> _What is expected_
Continue the text below about Russian interference in recent US elections, picking up right after its final sentence.

> _Reading text_

From the Intelligence Community report, Assessing Russian Activities and Intentions in Recent US Elections, a report including “an analytic assessment drafted and coordinated among The Central Intelligence Agency (CIA), The Federal Bureau of Investigation (FBI), and The National Security Agency (NSA).”:
“We assess with high confidence that Russian military intelligence (General Staff Main Intelligence Directorate or GRU) used the Guccifer 2.0 persona and DCLeaks.com to release US victim data obtained in cyber operations publicly and in exclusives to media outlets and relayed material to WikiLeaks.”
If indeed Wikileaks served as a vehicle for the Russian hacker(s), the information seems to have been used for much more than was originally disclosed.
According to a source in the BBC article sited above, ” ‘This is a three-headed operation,’ said one former official, setting out the case, based on the intelligence: Firstly, hackers steal damaging emails from senior Democrats. Secondly, the stories based on this hacked information appear on Twitter and Facebook, posted by thousands of automated ‘bots’, then on Russia’s English-language outlets, RT and Sputnik, then right-wing US ‘news’ sites such as Infowars and Breitbart, then Fox and the mainstream media. Thirdly, Russia downloads the online voter rolls.
“The voter rolls are said to fit into this because of ‘microtargeting’. Using email, Facebook and Twitter, political advertising can be tailored very precisely: individual messaging for individual voters.
“ ‘You are stealing the stuff and pushing it back into the US body politic,’ said the former official sited in the BBC report, ‘you know where to target that stuff when you’re pushing it back.’ ”
“This would take co-operation with the Trump campaign, it is claimed.”
This claim is not far fetched at all thinking about who was Trump’s largest campaign backer, Robert Mercer, his company that operated in the background during the election, Cambridge Analytica and the originator of the term, microtargeting, Nigel Oakes founder of Strategic Communication Laboratories (SCL), that was later spun into Cambridge Analytica.
SCL is now known as “a private Russian behavioral research and strategic communication company. SCL is known as Cambridge Analytica in the United States.”
According to Cambridge CEO Alexander Nix said to Bloomberg’s Sasha Issenburg.

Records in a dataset
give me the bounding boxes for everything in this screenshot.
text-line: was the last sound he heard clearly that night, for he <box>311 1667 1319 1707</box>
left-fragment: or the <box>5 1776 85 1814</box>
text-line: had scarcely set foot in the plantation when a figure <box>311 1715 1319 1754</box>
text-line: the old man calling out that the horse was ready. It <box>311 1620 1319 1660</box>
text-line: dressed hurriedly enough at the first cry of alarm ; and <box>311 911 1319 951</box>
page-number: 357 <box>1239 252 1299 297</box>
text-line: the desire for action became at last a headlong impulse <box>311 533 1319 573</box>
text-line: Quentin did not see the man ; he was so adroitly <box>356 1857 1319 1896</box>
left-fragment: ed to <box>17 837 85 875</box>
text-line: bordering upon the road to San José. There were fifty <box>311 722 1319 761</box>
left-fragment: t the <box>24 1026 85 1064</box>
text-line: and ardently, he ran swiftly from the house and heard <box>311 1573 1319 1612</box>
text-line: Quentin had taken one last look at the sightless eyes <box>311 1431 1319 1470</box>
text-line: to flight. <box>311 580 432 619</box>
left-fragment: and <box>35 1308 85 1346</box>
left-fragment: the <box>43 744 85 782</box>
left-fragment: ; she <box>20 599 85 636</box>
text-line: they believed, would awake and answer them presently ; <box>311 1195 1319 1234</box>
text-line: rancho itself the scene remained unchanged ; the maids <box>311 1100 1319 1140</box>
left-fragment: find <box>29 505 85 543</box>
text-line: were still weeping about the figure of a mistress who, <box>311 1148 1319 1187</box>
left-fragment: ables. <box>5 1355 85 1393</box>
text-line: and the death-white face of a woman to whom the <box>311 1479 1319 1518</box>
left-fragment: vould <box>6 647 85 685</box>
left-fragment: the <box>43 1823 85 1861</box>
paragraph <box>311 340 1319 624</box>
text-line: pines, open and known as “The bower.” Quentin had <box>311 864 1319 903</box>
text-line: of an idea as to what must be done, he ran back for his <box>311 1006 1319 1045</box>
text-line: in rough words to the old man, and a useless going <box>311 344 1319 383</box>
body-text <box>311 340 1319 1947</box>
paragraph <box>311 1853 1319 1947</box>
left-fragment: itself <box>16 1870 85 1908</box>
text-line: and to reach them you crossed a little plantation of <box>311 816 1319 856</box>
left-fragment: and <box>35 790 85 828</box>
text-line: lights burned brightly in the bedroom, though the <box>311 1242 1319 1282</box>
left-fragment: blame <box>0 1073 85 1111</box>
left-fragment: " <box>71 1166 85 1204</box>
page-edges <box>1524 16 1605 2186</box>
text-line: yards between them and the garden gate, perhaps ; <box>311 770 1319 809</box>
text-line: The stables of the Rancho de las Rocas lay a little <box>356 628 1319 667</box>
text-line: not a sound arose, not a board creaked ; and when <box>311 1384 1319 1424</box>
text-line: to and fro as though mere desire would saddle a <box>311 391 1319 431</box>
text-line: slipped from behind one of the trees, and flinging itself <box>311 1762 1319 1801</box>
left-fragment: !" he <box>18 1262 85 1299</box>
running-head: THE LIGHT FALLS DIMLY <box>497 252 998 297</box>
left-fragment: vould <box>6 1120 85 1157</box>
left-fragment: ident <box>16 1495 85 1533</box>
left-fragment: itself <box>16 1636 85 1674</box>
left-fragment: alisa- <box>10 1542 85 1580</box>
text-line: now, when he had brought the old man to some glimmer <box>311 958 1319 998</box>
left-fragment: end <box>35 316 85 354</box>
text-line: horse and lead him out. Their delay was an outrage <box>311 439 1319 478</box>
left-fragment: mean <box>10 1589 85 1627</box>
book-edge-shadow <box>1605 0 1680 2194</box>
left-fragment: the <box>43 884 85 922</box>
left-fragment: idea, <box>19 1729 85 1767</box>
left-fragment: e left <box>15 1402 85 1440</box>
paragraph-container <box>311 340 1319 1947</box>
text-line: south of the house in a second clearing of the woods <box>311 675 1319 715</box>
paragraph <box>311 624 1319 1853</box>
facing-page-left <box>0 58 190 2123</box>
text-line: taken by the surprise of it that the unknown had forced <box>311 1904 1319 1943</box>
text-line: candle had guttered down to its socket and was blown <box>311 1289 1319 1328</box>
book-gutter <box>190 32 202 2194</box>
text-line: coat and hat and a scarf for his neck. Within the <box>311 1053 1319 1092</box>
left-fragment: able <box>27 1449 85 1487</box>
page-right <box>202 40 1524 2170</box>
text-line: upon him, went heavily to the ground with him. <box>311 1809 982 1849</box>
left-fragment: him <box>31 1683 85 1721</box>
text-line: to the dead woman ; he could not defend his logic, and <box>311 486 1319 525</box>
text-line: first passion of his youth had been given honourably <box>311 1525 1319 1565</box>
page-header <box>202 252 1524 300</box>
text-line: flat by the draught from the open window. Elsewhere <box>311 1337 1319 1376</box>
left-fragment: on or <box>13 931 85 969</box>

> _Reply to the exercise_
“Your behavior is driven by your personality and actually the more you can understand about people’s personality as psychological drivers, the more you can actually start to really tap in to why and how they make their decisions. We call this behavioral microtargeting and this is really our secret sauce, if you like. This is what we’re bringing to America.”
If Cambridge Analytica/SCL was able to gain access the Wikileaks hacked DNC emails and then use its capabilities potentially relating with the illegally obtained voter rosters in Russia, this may be the largest missing piece of data not found in the dossier or in the US Intelligence report.
It would seem improbable that a group so closely aligned with the Trump campaign would have nothing to do with utilizing the information obtained by hackers laundered through Wikileaks, because that is specifically what they clearly state they do, is to obtain information to microtarget people/voters.
By now, the intelligence community and the Senate should not only be taking a closer look at the dossier, but also at Cambridge Analytica and SCL to determine the role they may have played in regards to the hacked emails and their use to spin truly “Fake News” on the public prior to the election.
They should be questioning, what role did SCL play on the Russian side? Where were the “Fake News” stories originating from?
Why hasn’t Cambridge Analytica/SCL been mentioned by those investigating this in Congress? Could it be that GOP players may not have wanted Cambridge Analytica/SCL mentioned because they hoped to use their services in the future, and hoped to obtain Mercer money?
When it is so obvious that the world knows our President may be compromised, we have to wonder why our leadership is doing so little, so late?